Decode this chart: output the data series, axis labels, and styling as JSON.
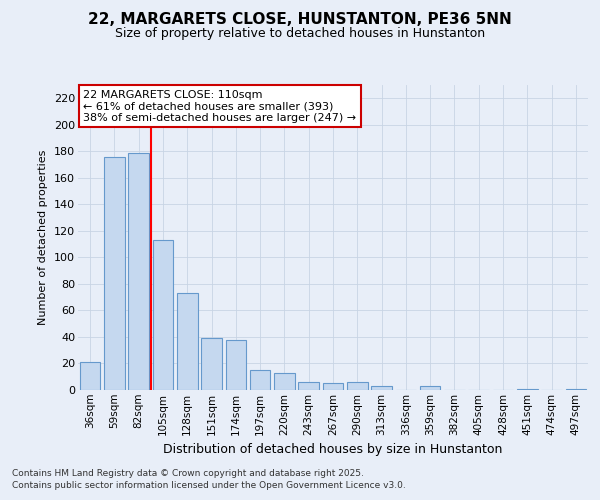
{
  "title_line1": "22, MARGARETS CLOSE, HUNSTANTON, PE36 5NN",
  "title_line2": "Size of property relative to detached houses in Hunstanton",
  "xlabel": "Distribution of detached houses by size in Hunstanton",
  "ylabel": "Number of detached properties",
  "categories": [
    "36sqm",
    "59sqm",
    "82sqm",
    "105sqm",
    "128sqm",
    "151sqm",
    "174sqm",
    "197sqm",
    "220sqm",
    "243sqm",
    "267sqm",
    "290sqm",
    "313sqm",
    "336sqm",
    "359sqm",
    "382sqm",
    "405sqm",
    "428sqm",
    "451sqm",
    "474sqm",
    "497sqm"
  ],
  "values": [
    21,
    176,
    179,
    113,
    73,
    39,
    38,
    15,
    13,
    6,
    5,
    6,
    3,
    0,
    3,
    0,
    0,
    0,
    1,
    0,
    1
  ],
  "bar_color": "#c5d8ef",
  "bar_edge_color": "#6699cc",
  "grid_color": "#c8d4e4",
  "bg_color": "#e8eef8",
  "red_line_x": 2.5,
  "annotation_line1": "22 MARGARETS CLOSE: 110sqm",
  "annotation_line2": "← 61% of detached houses are smaller (393)",
  "annotation_line3": "38% of semi-detached houses are larger (247) →",
  "annotation_box_facecolor": "#ffffff",
  "annotation_box_edgecolor": "#cc0000",
  "footer_line1": "Contains HM Land Registry data © Crown copyright and database right 2025.",
  "footer_line2": "Contains public sector information licensed under the Open Government Licence v3.0.",
  "ylim": [
    0,
    230
  ],
  "yticks": [
    0,
    20,
    40,
    60,
    80,
    100,
    120,
    140,
    160,
    180,
    200,
    220
  ],
  "title1_fontsize": 11,
  "title2_fontsize": 9,
  "ylabel_fontsize": 8,
  "xlabel_fontsize": 9,
  "tick_fontsize": 8,
  "xtick_fontsize": 7.5,
  "annot_fontsize": 8,
  "footer_fontsize": 6.5
}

-=-=-

### [To be done]
Copy out the listing exactly as it stands, but not the pictures.

### [Reply]
Decode this chart: output the data series, axis labels, and styling as JSON.
{
  "title_line1": "22, MARGARETS CLOSE, HUNSTANTON, PE36 5NN",
  "title_line2": "Size of property relative to detached houses in Hunstanton",
  "xlabel": "Distribution of detached houses by size in Hunstanton",
  "ylabel": "Number of detached properties",
  "categories": [
    "36sqm",
    "59sqm",
    "82sqm",
    "105sqm",
    "128sqm",
    "151sqm",
    "174sqm",
    "197sqm",
    "220sqm",
    "243sqm",
    "267sqm",
    "290sqm",
    "313sqm",
    "336sqm",
    "359sqm",
    "382sqm",
    "405sqm",
    "428sqm",
    "451sqm",
    "474sqm",
    "497sqm"
  ],
  "values": [
    21,
    176,
    179,
    113,
    73,
    39,
    38,
    15,
    13,
    6,
    5,
    6,
    3,
    0,
    3,
    0,
    0,
    0,
    1,
    0,
    1
  ],
  "bar_color": "#c5d8ef",
  "bar_edge_color": "#6699cc",
  "grid_color": "#c8d4e4",
  "bg_color": "#e8eef8",
  "red_line_x": 2.5,
  "annotation_line1": "22 MARGARETS CLOSE: 110sqm",
  "annotation_line2": "← 61% of detached houses are smaller (393)",
  "annotation_line3": "38% of semi-detached houses are larger (247) →",
  "annotation_box_facecolor": "#ffffff",
  "annotation_box_edgecolor": "#cc0000",
  "footer_line1": "Contains HM Land Registry data © Crown copyright and database right 2025.",
  "footer_line2": "Contains public sector information licensed under the Open Government Licence v3.0.",
  "ylim": [
    0,
    230
  ],
  "yticks": [
    0,
    20,
    40,
    60,
    80,
    100,
    120,
    140,
    160,
    180,
    200,
    220
  ],
  "title1_fontsize": 11,
  "title2_fontsize": 9,
  "ylabel_fontsize": 8,
  "xlabel_fontsize": 9,
  "tick_fontsize": 8,
  "xtick_fontsize": 7.5,
  "annot_fontsize": 8,
  "footer_fontsize": 6.5
}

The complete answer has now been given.